[start]

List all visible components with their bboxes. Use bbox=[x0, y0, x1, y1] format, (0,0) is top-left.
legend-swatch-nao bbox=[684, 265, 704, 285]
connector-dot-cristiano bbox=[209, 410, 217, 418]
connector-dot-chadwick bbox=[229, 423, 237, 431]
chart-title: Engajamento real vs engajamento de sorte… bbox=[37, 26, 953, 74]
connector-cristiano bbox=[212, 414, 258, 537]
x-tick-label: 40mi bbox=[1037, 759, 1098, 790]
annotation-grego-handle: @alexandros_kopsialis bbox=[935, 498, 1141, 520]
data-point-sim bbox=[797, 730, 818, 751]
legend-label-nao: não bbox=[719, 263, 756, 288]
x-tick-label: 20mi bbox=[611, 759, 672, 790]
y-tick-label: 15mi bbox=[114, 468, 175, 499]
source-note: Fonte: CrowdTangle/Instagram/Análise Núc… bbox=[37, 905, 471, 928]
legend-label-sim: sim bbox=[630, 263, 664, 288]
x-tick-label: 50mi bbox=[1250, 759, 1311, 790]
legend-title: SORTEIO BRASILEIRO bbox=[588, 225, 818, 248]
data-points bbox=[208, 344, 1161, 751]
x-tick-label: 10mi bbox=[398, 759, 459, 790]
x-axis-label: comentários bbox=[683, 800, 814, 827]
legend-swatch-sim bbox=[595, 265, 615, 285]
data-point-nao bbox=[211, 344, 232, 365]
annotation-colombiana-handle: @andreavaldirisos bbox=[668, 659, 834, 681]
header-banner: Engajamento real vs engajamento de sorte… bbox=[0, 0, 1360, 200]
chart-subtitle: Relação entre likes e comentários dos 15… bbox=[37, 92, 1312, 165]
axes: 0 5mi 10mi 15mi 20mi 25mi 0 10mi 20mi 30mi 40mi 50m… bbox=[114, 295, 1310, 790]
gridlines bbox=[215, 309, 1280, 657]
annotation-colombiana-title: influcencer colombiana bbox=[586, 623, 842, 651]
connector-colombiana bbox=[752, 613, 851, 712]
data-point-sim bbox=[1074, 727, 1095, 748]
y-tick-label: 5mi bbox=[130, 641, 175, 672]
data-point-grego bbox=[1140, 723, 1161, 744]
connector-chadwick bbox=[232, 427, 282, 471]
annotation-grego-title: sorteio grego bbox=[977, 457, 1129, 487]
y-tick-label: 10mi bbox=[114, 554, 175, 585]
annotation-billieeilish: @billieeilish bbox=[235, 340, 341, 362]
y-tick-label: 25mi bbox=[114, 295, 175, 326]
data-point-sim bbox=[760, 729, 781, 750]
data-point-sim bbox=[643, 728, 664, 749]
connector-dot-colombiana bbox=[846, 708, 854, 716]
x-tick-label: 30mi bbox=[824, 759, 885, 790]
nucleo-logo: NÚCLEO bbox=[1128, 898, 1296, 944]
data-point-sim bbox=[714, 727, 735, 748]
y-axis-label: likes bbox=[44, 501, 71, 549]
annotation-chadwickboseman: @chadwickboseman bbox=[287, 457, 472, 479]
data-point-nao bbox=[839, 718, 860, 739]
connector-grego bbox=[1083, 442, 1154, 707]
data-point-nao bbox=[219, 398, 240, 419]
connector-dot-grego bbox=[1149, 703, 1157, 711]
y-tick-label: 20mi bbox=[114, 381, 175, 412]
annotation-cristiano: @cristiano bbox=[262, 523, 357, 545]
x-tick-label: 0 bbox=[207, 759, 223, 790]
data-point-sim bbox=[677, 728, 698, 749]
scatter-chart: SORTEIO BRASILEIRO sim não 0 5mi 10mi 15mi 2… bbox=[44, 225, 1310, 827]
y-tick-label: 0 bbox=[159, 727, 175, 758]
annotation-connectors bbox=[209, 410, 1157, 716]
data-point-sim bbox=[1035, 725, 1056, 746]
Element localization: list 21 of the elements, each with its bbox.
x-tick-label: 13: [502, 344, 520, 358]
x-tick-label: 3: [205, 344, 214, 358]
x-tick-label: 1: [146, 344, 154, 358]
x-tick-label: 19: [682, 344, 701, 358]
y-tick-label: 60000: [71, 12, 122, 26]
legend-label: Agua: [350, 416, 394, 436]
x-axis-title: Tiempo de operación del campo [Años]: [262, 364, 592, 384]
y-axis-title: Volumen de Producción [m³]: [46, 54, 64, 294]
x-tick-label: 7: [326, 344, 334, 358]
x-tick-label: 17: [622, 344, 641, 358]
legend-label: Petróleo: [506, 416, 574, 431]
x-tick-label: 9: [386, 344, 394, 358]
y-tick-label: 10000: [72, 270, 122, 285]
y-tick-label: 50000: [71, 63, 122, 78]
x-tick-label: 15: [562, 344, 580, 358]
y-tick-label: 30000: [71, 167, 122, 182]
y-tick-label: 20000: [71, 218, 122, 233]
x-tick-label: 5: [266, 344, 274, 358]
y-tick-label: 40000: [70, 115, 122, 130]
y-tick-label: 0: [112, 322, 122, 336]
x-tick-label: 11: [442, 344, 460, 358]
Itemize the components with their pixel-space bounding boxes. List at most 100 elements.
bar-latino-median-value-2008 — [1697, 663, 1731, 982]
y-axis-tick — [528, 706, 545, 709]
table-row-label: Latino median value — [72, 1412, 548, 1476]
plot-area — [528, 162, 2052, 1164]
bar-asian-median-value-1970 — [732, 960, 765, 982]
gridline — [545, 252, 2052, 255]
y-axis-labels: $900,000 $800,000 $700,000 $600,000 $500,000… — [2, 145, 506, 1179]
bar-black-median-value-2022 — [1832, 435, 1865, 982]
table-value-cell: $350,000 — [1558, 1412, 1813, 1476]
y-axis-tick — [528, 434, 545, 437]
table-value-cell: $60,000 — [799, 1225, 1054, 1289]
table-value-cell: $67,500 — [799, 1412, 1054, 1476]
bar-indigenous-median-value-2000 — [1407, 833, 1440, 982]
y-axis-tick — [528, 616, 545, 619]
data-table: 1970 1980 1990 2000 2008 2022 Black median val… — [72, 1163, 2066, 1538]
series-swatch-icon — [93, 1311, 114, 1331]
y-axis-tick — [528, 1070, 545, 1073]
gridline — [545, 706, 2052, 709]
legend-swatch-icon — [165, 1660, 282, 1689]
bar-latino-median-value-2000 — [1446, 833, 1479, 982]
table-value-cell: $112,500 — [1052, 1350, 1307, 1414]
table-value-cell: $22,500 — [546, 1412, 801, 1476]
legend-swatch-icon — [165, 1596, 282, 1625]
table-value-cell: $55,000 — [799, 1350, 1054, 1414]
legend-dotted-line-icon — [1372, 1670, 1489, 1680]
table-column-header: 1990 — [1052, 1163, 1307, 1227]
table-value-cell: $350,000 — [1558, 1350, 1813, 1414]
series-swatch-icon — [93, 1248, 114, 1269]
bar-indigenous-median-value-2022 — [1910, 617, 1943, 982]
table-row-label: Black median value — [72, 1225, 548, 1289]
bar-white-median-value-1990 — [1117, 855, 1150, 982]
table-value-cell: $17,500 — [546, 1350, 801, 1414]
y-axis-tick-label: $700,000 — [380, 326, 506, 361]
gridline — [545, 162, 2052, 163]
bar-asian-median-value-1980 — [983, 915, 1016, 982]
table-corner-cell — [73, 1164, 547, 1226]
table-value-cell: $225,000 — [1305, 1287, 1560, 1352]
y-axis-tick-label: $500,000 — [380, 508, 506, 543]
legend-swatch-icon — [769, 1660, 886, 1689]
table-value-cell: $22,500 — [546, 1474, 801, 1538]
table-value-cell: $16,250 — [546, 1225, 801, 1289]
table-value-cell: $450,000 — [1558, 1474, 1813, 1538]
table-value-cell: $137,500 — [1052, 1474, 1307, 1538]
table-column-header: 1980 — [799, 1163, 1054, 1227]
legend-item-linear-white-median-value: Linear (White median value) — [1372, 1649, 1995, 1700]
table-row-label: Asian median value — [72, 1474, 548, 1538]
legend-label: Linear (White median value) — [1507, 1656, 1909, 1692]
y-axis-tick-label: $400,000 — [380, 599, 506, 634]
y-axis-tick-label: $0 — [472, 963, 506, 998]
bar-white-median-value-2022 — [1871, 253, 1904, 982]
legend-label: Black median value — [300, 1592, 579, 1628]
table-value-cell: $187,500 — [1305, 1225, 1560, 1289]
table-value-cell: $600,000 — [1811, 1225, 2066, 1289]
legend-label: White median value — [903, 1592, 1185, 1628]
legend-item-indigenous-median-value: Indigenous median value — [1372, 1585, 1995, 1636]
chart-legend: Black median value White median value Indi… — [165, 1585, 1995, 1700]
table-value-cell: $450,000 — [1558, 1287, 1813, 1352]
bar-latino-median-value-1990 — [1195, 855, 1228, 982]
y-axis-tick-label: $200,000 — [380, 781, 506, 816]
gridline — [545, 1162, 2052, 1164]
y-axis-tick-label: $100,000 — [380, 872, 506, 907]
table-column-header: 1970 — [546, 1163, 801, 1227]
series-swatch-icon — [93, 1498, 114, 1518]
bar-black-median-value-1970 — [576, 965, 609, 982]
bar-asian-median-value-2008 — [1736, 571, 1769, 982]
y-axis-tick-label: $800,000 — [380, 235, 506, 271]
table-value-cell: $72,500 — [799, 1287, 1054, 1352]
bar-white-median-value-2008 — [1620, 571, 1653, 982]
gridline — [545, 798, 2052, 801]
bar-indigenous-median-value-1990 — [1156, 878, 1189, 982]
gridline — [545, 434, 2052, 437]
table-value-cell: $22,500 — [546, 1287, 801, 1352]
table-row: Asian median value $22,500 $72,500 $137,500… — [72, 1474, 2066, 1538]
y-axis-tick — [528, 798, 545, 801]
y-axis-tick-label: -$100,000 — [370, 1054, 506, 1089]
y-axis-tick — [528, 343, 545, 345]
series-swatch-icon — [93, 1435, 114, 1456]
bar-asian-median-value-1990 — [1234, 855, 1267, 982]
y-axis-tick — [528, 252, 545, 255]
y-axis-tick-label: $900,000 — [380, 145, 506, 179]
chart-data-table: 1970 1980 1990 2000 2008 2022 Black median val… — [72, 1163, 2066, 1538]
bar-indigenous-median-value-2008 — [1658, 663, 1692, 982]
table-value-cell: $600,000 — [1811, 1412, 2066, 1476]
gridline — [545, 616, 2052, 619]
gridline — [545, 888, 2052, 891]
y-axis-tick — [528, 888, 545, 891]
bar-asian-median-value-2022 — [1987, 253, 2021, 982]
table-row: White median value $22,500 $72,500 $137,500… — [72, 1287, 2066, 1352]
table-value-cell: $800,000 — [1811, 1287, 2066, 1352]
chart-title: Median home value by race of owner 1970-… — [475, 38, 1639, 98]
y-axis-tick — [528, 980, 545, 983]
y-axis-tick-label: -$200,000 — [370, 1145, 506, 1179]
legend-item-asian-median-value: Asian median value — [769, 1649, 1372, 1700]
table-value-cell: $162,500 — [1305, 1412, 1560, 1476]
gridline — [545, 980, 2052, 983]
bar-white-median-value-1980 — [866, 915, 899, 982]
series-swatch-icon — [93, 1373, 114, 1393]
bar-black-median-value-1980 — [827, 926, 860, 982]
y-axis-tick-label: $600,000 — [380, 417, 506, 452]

[end]

### WHAT IS ASKED
Reproduce the listing verbatim, starting from its first line and stopping after the line that contains "connector-dot-chadwick bbox=[229, 423, 237, 431]".

### RESPONSE TO THIS TASK
List all visible components with their bboxes. Use bbox=[x0, y0, x1, y1] format, (0,0) is top-left.
legend-swatch-nao bbox=[684, 265, 704, 285]
connector-dot-cristiano bbox=[209, 410, 217, 418]
connector-dot-chadwick bbox=[229, 423, 237, 431]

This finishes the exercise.